Task objective
Count up the lines in the following listing that hold the word "name", then give only that count.

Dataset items

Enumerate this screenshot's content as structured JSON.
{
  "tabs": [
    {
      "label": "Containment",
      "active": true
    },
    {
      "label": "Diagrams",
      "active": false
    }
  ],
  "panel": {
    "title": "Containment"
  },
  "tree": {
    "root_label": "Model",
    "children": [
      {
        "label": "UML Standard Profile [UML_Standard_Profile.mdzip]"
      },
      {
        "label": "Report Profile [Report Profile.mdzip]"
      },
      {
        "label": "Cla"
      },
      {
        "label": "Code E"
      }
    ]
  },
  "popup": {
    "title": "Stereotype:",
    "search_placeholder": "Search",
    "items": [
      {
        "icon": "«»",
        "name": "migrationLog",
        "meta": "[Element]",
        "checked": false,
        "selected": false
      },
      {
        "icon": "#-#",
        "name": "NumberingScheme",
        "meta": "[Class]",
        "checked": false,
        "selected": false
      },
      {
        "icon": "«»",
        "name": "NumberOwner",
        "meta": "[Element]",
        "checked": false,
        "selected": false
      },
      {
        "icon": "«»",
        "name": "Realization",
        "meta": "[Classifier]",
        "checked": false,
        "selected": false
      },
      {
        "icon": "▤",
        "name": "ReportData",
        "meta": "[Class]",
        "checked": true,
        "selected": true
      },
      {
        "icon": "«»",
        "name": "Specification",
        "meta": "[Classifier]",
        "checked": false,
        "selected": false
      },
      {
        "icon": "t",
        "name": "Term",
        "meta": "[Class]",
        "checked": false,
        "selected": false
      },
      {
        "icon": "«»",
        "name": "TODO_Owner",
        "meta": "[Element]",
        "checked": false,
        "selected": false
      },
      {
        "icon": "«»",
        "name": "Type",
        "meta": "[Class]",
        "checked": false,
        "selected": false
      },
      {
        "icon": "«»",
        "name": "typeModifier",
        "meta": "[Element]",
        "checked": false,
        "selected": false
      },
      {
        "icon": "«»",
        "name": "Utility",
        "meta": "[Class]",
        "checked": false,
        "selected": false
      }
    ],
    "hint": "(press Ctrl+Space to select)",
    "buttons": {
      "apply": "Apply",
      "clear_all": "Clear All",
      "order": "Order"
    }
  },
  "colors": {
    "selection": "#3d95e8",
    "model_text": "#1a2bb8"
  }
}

Reply to the exercise
11